## Instructions to follow
List all lines of the data containing the word "marker".

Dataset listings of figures
* * *

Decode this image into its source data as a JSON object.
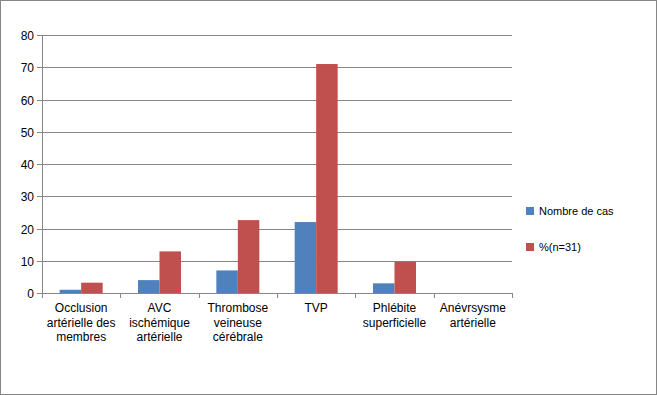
{
  "chart_data": {
    "type": "bar",
    "categories": [
      "Occlusion artérielle des membres",
      "AVC ischémique artérielle",
      "Thrombose veineuse cérébrale",
      "TVP",
      "Phlébite superficielle",
      "Anévrsysme artérielle"
    ],
    "series": [
      {
        "name": "Nombre de cas",
        "color": "#4f81bd",
        "values": [
          1,
          4,
          7,
          22,
          3,
          0
        ]
      },
      {
        "name": "%(n=31)",
        "color": "#c0504d",
        "values": [
          3.2,
          12.9,
          22.6,
          71,
          9.7,
          0
        ]
      }
    ],
    "ylim": [
      0,
      80
    ],
    "yticks": [
      0,
      10,
      20,
      30,
      40,
      50,
      60,
      70,
      80
    ],
    "grid": true,
    "legend": "right"
  }
}
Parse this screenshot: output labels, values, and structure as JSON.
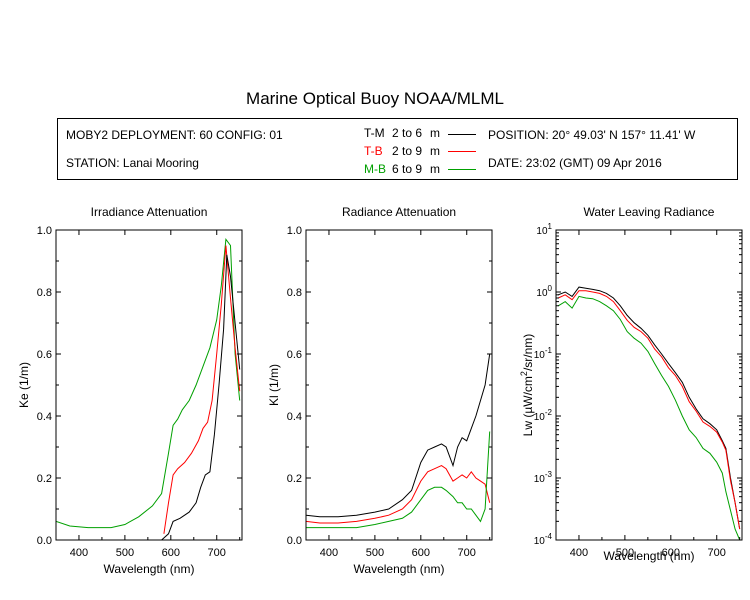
{
  "title": "Marine Optical Buoy NOAA/MLML",
  "info": {
    "deployment": "MOBY2 DEPLOYMENT: 60 CONFIG: 01",
    "station": "STATION: Lanai Mooring",
    "position": "POSITION: 20° 49.03' N   157° 11.41' W",
    "date": "DATE: 23:02 (GMT) 09 Apr 2016",
    "legend": [
      {
        "code": "T-M",
        "range": "2 to 6",
        "unit": "m",
        "color": "#000000"
      },
      {
        "code": "T-B",
        "range": "2 to 9",
        "unit": "m",
        "color": "#ff0000"
      },
      {
        "code": "M-B",
        "range": "6 to 9",
        "unit": "m",
        "color": "#00a000"
      }
    ]
  },
  "chart_data": [
    {
      "type": "line",
      "title": "Irradiance Attenuation",
      "xlabel": "Wavelength (nm)",
      "ylabel": "Ke  (1/m)",
      "xlim": [
        350,
        755
      ],
      "ylim": [
        0,
        1.0
      ],
      "xticks": [
        "400",
        "500",
        "600",
        "700"
      ],
      "yticks": [
        "0.0",
        "0.2",
        "0.4",
        "0.6",
        "0.8",
        "1.0"
      ],
      "series": [
        {
          "color": "#00a000",
          "x": [
            350,
            380,
            420,
            470,
            500,
            530,
            560,
            580,
            595,
            605,
            615,
            625,
            640,
            655,
            670,
            685,
            700,
            710,
            720,
            730,
            740,
            750
          ],
          "y": [
            0.06,
            0.045,
            0.04,
            0.04,
            0.05,
            0.075,
            0.11,
            0.15,
            0.28,
            0.37,
            0.39,
            0.42,
            0.45,
            0.5,
            0.56,
            0.62,
            0.71,
            0.82,
            0.97,
            0.95,
            0.6,
            0.45
          ]
        },
        {
          "color": "#ff0000",
          "x": [
            585,
            595,
            605,
            615,
            630,
            645,
            660,
            670,
            680,
            690,
            700,
            710,
            720,
            730,
            740,
            750
          ],
          "y": [
            0.02,
            0.12,
            0.21,
            0.23,
            0.25,
            0.28,
            0.32,
            0.36,
            0.38,
            0.45,
            0.6,
            0.76,
            0.95,
            0.78,
            0.62,
            0.48
          ]
        },
        {
          "color": "#000000",
          "x": [
            580,
            595,
            605,
            620,
            640,
            655,
            665,
            675,
            685,
            695,
            705,
            715,
            722,
            730,
            740,
            750
          ],
          "y": [
            0.0,
            0.02,
            0.06,
            0.07,
            0.09,
            0.12,
            0.17,
            0.21,
            0.22,
            0.34,
            0.5,
            0.68,
            0.92,
            0.85,
            0.7,
            0.55
          ]
        }
      ]
    },
    {
      "type": "line",
      "title": "Radiance Attenuation",
      "xlabel": "Wavelength (nm)",
      "ylabel": "Kl  (1/m)",
      "xlim": [
        350,
        755
      ],
      "ylim": [
        0,
        1.0
      ],
      "xticks": [
        "400",
        "500",
        "600",
        "700"
      ],
      "yticks": [
        "0.0",
        "0.2",
        "0.4",
        "0.6",
        "0.8",
        "1.0"
      ],
      "series": [
        {
          "color": "#000000",
          "x": [
            350,
            380,
            420,
            460,
            500,
            530,
            560,
            580,
            600,
            615,
            630,
            645,
            655,
            670,
            680,
            690,
            700,
            710,
            720,
            730,
            740,
            750
          ],
          "y": [
            0.08,
            0.075,
            0.075,
            0.08,
            0.09,
            0.1,
            0.13,
            0.16,
            0.25,
            0.29,
            0.3,
            0.31,
            0.3,
            0.24,
            0.3,
            0.33,
            0.32,
            0.36,
            0.4,
            0.45,
            0.5,
            0.6
          ]
        },
        {
          "color": "#ff0000",
          "x": [
            350,
            380,
            420,
            460,
            500,
            530,
            560,
            580,
            600,
            615,
            630,
            645,
            655,
            670,
            680,
            690,
            700,
            710,
            720,
            730,
            740,
            750
          ],
          "y": [
            0.06,
            0.055,
            0.055,
            0.06,
            0.07,
            0.08,
            0.1,
            0.13,
            0.19,
            0.22,
            0.23,
            0.24,
            0.23,
            0.19,
            0.2,
            0.21,
            0.2,
            0.22,
            0.2,
            0.19,
            0.18,
            0.12
          ]
        },
        {
          "color": "#00a000",
          "x": [
            350,
            380,
            420,
            460,
            500,
            530,
            560,
            580,
            600,
            615,
            630,
            645,
            655,
            670,
            680,
            690,
            700,
            710,
            720,
            730,
            740,
            750
          ],
          "y": [
            0.04,
            0.04,
            0.04,
            0.04,
            0.05,
            0.06,
            0.07,
            0.09,
            0.13,
            0.16,
            0.17,
            0.17,
            0.16,
            0.14,
            0.12,
            0.12,
            0.1,
            0.1,
            0.08,
            0.06,
            0.1,
            0.35
          ]
        }
      ]
    },
    {
      "type": "line",
      "title": "Water Leaving Radiance",
      "xlabel": "Wavelength (nm)",
      "ylabel": "Lw  (µW/cm²/sr/nm)",
      "ylabel_parts": {
        "pre": "Lw  (",
        "mu": "µ",
        "mid": "W/cm",
        "sup": "2",
        "post": "/sr/nm)"
      },
      "xlim": [
        350,
        755
      ],
      "ylim": [
        0.0001,
        10
      ],
      "yscale": "log",
      "xticks": [
        "400",
        "500",
        "600",
        "700"
      ],
      "yticks": [
        {
          "base": "10",
          "exp": "1"
        },
        {
          "base": "10",
          "exp": "0"
        },
        {
          "base": "10",
          "exp": "-1"
        },
        {
          "base": "10",
          "exp": "-2"
        },
        {
          "base": "10",
          "exp": "-3"
        },
        {
          "base": "10",
          "exp": "-4"
        }
      ],
      "series": [
        {
          "color": "#000000",
          "x": [
            355,
            370,
            385,
            400,
            415,
            430,
            445,
            460,
            475,
            490,
            505,
            520,
            535,
            550,
            565,
            580,
            595,
            610,
            625,
            640,
            655,
            670,
            685,
            700,
            712,
            720,
            730,
            740,
            750
          ],
          "y": [
            0.9,
            1.0,
            0.85,
            1.2,
            1.15,
            1.1,
            1.05,
            0.95,
            0.8,
            0.6,
            0.42,
            0.32,
            0.26,
            0.2,
            0.14,
            0.1,
            0.07,
            0.05,
            0.035,
            0.02,
            0.013,
            0.009,
            0.0075,
            0.006,
            0.004,
            0.003,
            0.001,
            0.0004,
            0.00015
          ]
        },
        {
          "color": "#ff0000",
          "x": [
            355,
            370,
            385,
            400,
            415,
            430,
            445,
            460,
            475,
            490,
            505,
            520,
            535,
            550,
            565,
            580,
            595,
            610,
            625,
            640,
            655,
            670,
            685,
            700,
            712,
            720,
            730,
            740,
            750
          ],
          "y": [
            0.8,
            0.9,
            0.75,
            1.05,
            1.05,
            1.0,
            0.95,
            0.85,
            0.7,
            0.5,
            0.35,
            0.27,
            0.23,
            0.18,
            0.12,
            0.09,
            0.06,
            0.045,
            0.03,
            0.017,
            0.012,
            0.008,
            0.0068,
            0.0055,
            0.0038,
            0.0028,
            0.0009,
            0.0004,
            0.00015
          ]
        },
        {
          "color": "#00a000",
          "x": [
            355,
            370,
            385,
            400,
            415,
            430,
            445,
            460,
            475,
            490,
            505,
            520,
            535,
            550,
            565,
            580,
            595,
            610,
            625,
            640,
            655,
            670,
            685,
            700,
            712,
            720,
            730,
            740,
            750
          ],
          "y": [
            0.6,
            0.7,
            0.55,
            0.85,
            0.8,
            0.78,
            0.7,
            0.6,
            0.5,
            0.36,
            0.23,
            0.18,
            0.15,
            0.11,
            0.07,
            0.045,
            0.03,
            0.018,
            0.01,
            0.006,
            0.0045,
            0.003,
            0.0025,
            0.0018,
            0.0012,
            0.0006,
            0.0003,
            0.00015,
            0.0001
          ]
        }
      ]
    }
  ]
}
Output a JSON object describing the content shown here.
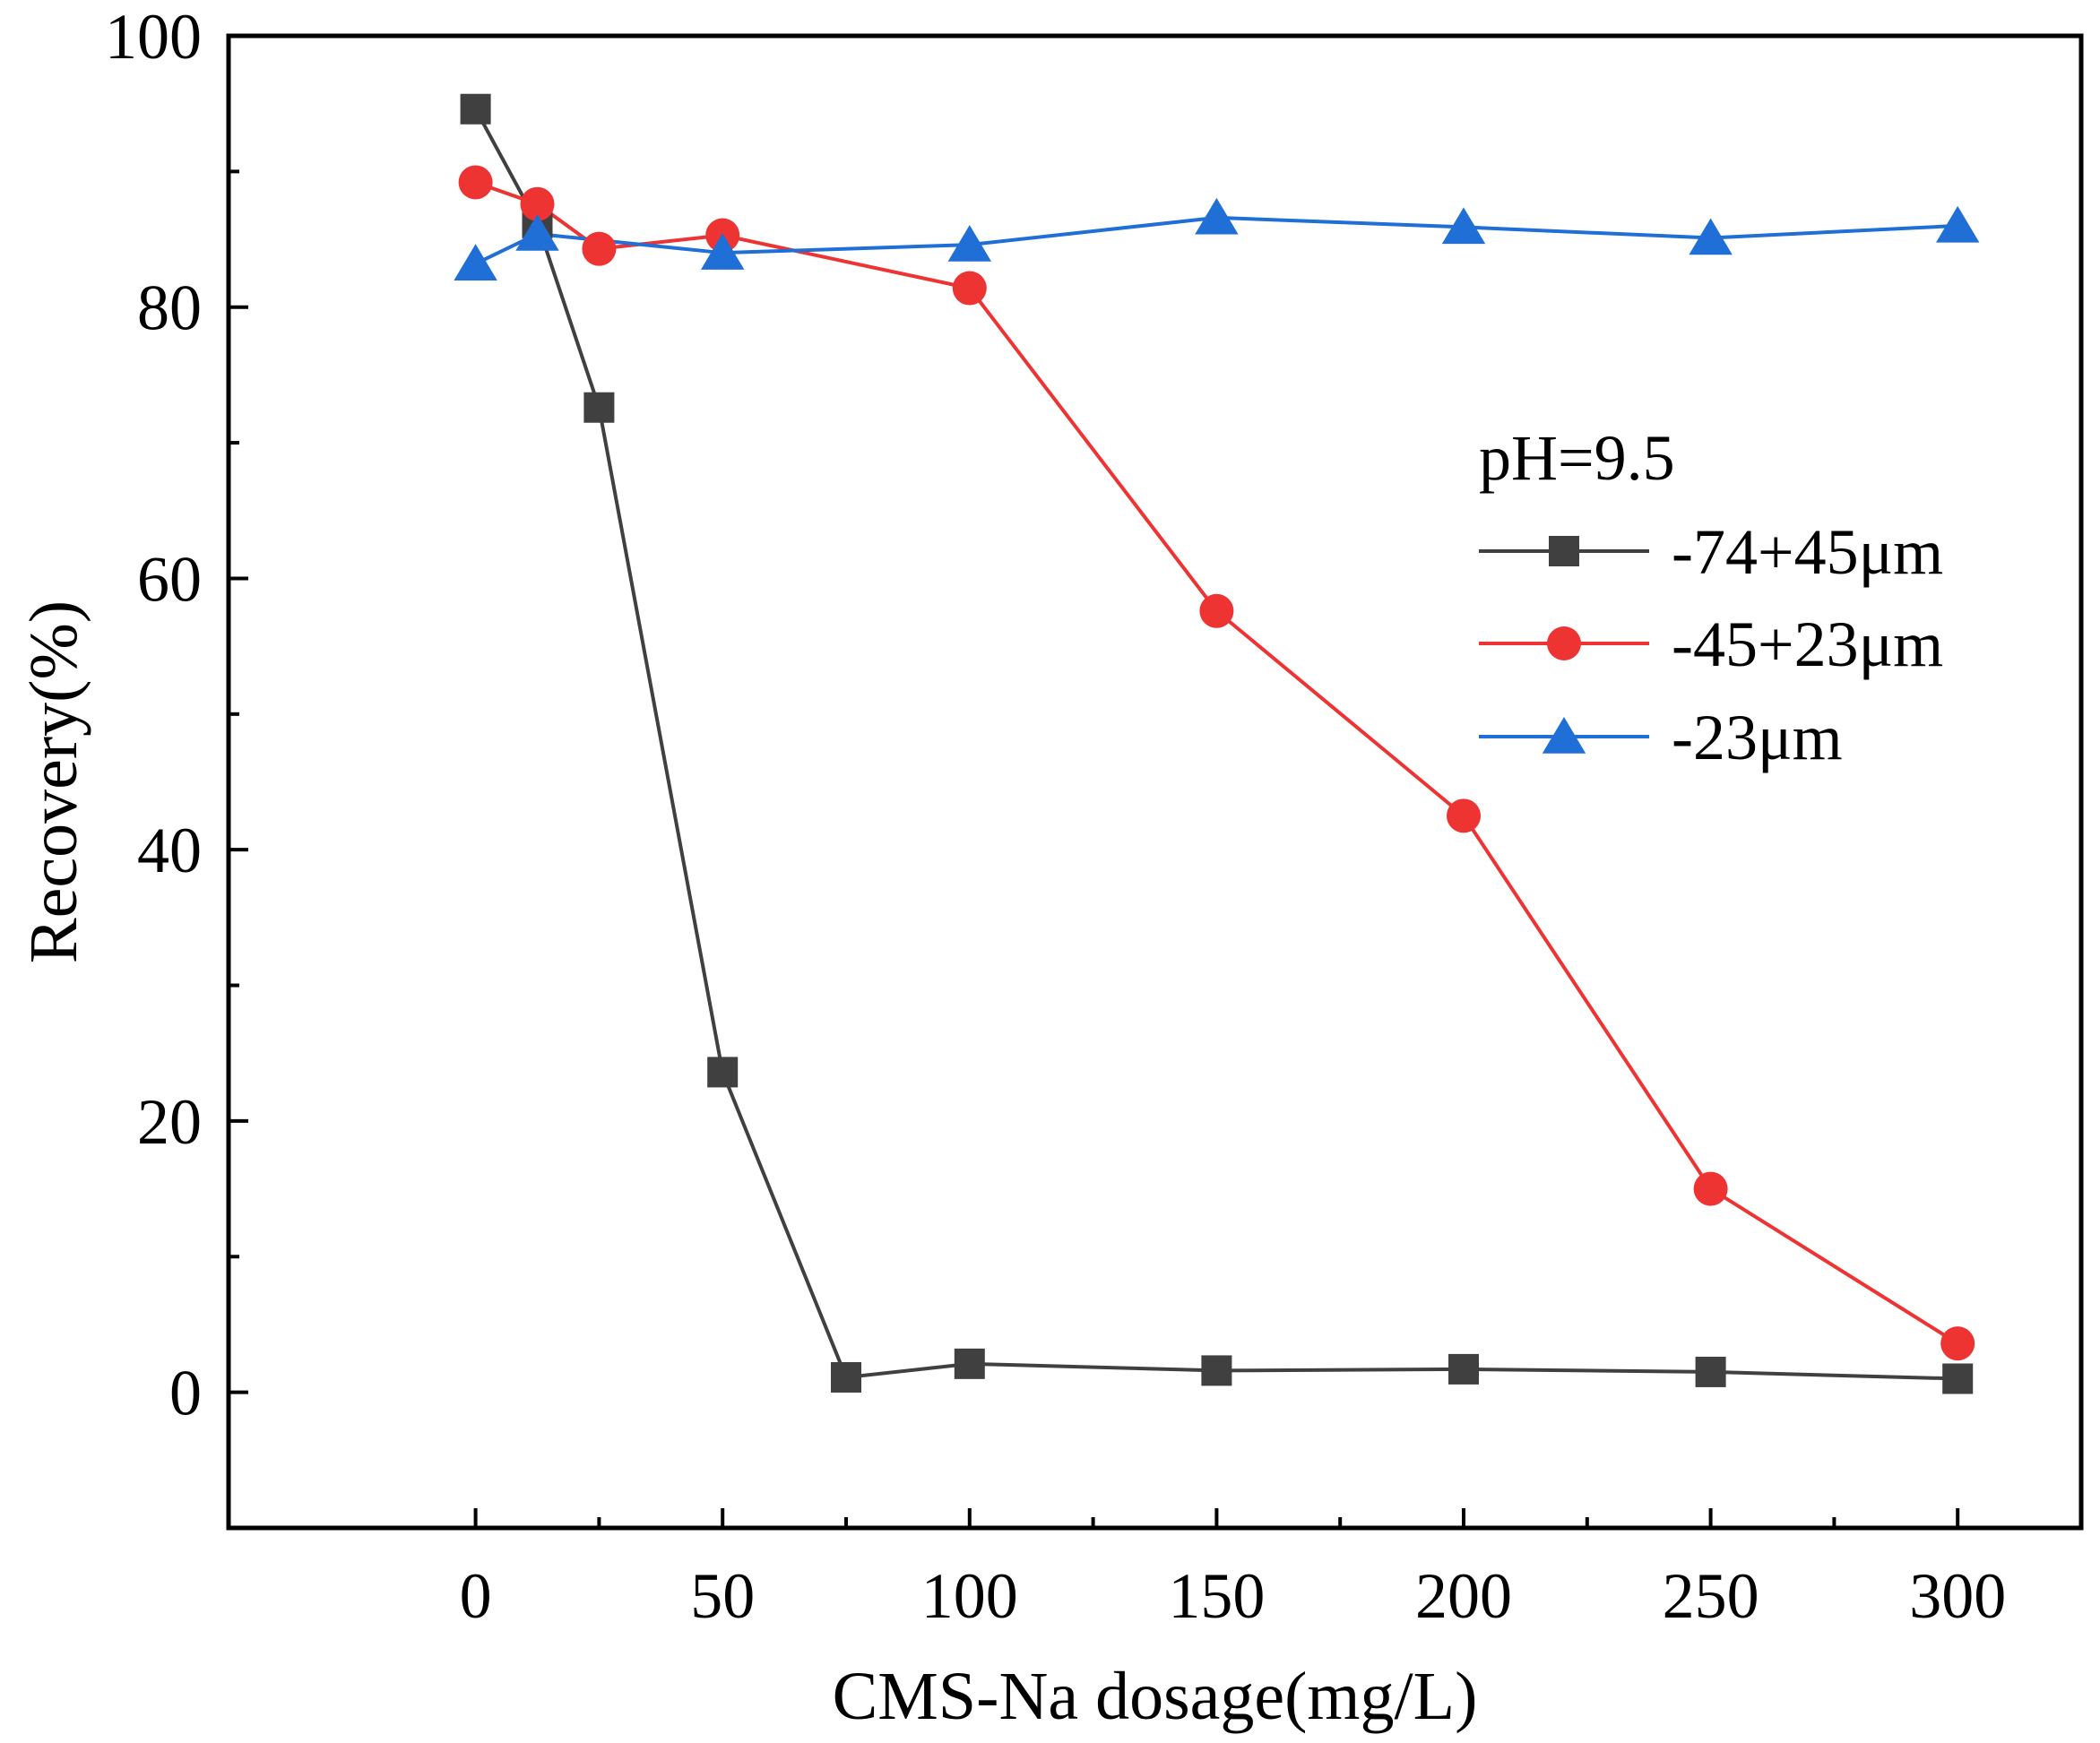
{
  "chart_data": {
    "type": "line",
    "title": "",
    "xlabel": "CMS-Na dosage(mg/L)",
    "ylabel": "Recovery(%)",
    "xlim": [
      -50,
      325
    ],
    "ylim": [
      -10,
      100
    ],
    "xticks": [
      0,
      50,
      100,
      150,
      200,
      250,
      300
    ],
    "yticks": [
      0,
      20,
      40,
      60,
      80,
      100
    ],
    "x_minor_ticks": [
      25,
      75,
      125,
      175,
      225,
      275
    ],
    "y_minor_ticks": [
      10,
      30,
      50,
      70,
      90
    ],
    "grid": false,
    "legend": {
      "position": "right",
      "title": "pH=9.5"
    },
    "series": [
      {
        "name": "-74+45μm",
        "color": "#404040",
        "marker": "square",
        "x": [
          0,
          12.5,
          25,
          50,
          75,
          100,
          150,
          200,
          250,
          300
        ],
        "y": [
          94.6,
          86.2,
          72.6,
          23.6,
          1.1,
          2.1,
          1.6,
          1.7,
          1.5,
          1.0
        ]
      },
      {
        "name": "-45+23μm",
        "color": "#ee3333",
        "marker": "circle",
        "x": [
          0,
          12.5,
          25,
          50,
          100,
          150,
          200,
          250,
          300
        ],
        "y": [
          89.2,
          87.6,
          84.3,
          85.3,
          81.4,
          57.6,
          42.5,
          15.0,
          3.6
        ]
      },
      {
        "name": "-23μm",
        "color": "#1f6fd6",
        "marker": "triangle",
        "x": [
          0,
          12.5,
          50,
          100,
          150,
          200,
          250,
          300
        ],
        "y": [
          83.2,
          85.4,
          84.0,
          84.6,
          86.6,
          85.9,
          85.1,
          86.0
        ]
      }
    ]
  }
}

* * *

## Task response
        "marker": "square",
        "marker": "circle",
        "marker": "triangle",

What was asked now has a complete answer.